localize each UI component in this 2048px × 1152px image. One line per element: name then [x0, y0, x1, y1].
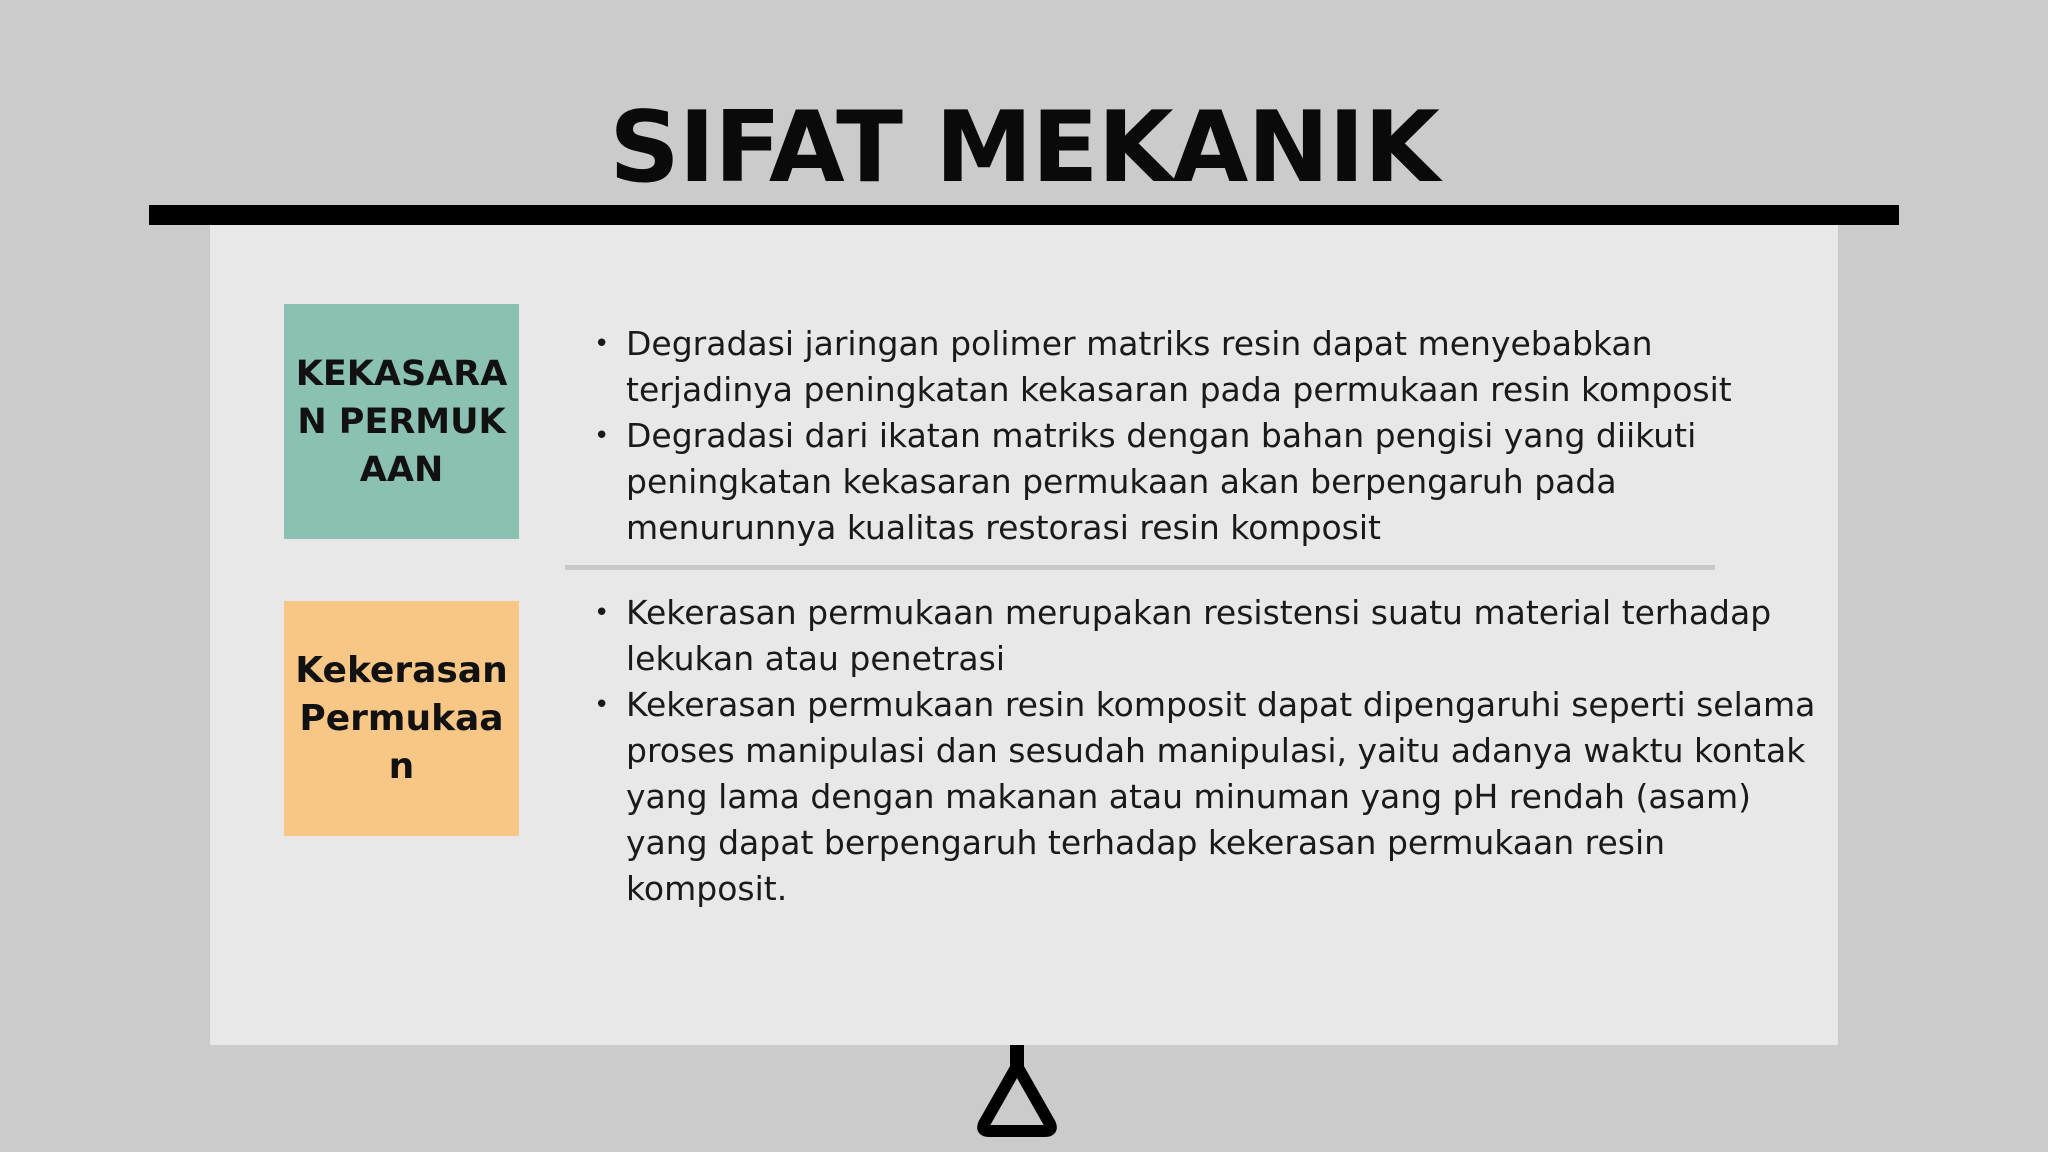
section-divider [565, 565, 1715, 570]
bullet-text: Kekerasan permukaan resin komposit dapat dipengaruhi seperti selama proses manipulasi dan sesudah manipulasi, yaitu adanya waktu kontak yang lama dengan makanan atau minuman yang pH rendah (asam) yang dapat berpengaruh terhadap kekerasan permukaan resin komposit. [626, 685, 1816, 908]
list-item [590, 590, 1830, 682]
label-kekasaran-permukaan-text: KEKASARAN PERMUKAAN [295, 353, 508, 490]
bullet-icon: • [594, 690, 610, 720]
bullet-icon: • [594, 421, 610, 451]
list-item [590, 682, 1830, 912]
projector-screen-bar [149, 205, 1899, 225]
label-kekasaran-permukaan [284, 304, 519, 539]
list-item [590, 413, 1830, 551]
bullet-text: Degradasi dari ikatan matriks dengan bahan pengisi yang diikuti peningkatan kekasaran permukaan akan berpengaruh pada menurunnya kualitas restorasi resin komposit [626, 416, 1697, 547]
bullet-icon: • [594, 598, 610, 628]
slide-title: SIFAT MEKANIK [609, 91, 1439, 205]
bullet-text: Degradasi jaringan polimer matriks resin dapat menyebabkan terjadinya peningkatan kekasaran pada permukaan resin komposit [626, 324, 1732, 409]
label-kekerasan-permukaan-text: Kekerasan Permukaan [295, 649, 508, 787]
bullet-icon: • [594, 329, 610, 359]
label-kekerasan-permukaan [284, 601, 519, 836]
bullet-text: Kekerasan permukaan merupakan resistensi suatu material terhadap lekukan atau penetrasi [626, 593, 1772, 678]
bullet-list-kekasaran [590, 321, 1830, 551]
projector-pull-handle-icon [976, 1058, 1058, 1138]
list-item [590, 321, 1830, 413]
bullet-list-kekerasan [590, 590, 1830, 912]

——

Can you format the lines as a numbered list, starting with the line with "section-divider [565, 565, 1715, 570]" and going on through the line with "bullet-icon: • [594, 329, 610, 359]", both included, with any blank lines left out?

_EXERCISE RESPONSE_
1. section-divider [565, 565, 1715, 570]
2. bullet-text: Kekerasan permukaan resin komposit dapat dipengaruhi seperti selama proses manipulasi dan sesudah manipulasi, yaitu adanya waktu kontak yang lama dengan makanan atau minuman yang pH rendah (asam) yang dapat berpengaruh terhadap kekerasan permukaan resin komposit. [626, 685, 1816, 908]
3. list-item [590, 590, 1830, 682]
4. label-kekasaran-permukaan-text: KEKASARAN PERMUKAAN [295, 353, 508, 490]
5. bullet-icon: • [594, 690, 610, 720]
6. bullet-icon: • [594, 421, 610, 451]
7. list-item [590, 682, 1830, 912]
8. projector-screen-bar [149, 205, 1899, 225]
9. label-kekasaran-permukaan [284, 304, 519, 539]
10. list-item [590, 413, 1830, 551]
11. bullet-text: Degradasi dari ikatan matriks dengan bahan pengisi yang diikuti peningkatan kekasaran permukaan akan berpengaruh pada menurunnya kualitas restorasi resin komposit [626, 416, 1697, 547]
12. bullet-icon: • [594, 598, 610, 628]
13. slide-title: SIFAT MEKANIK [609, 91, 1439, 205]
14. bullet-text: Degradasi jaringan polimer matriks resin dapat menyebabkan terjadinya peningkatan kekasaran pada permukaan resin komposit [626, 324, 1732, 409]
15. label-kekerasan-permukaan-text: Kekerasan Permukaan [295, 649, 508, 787]
16. bullet-icon: • [594, 329, 610, 359]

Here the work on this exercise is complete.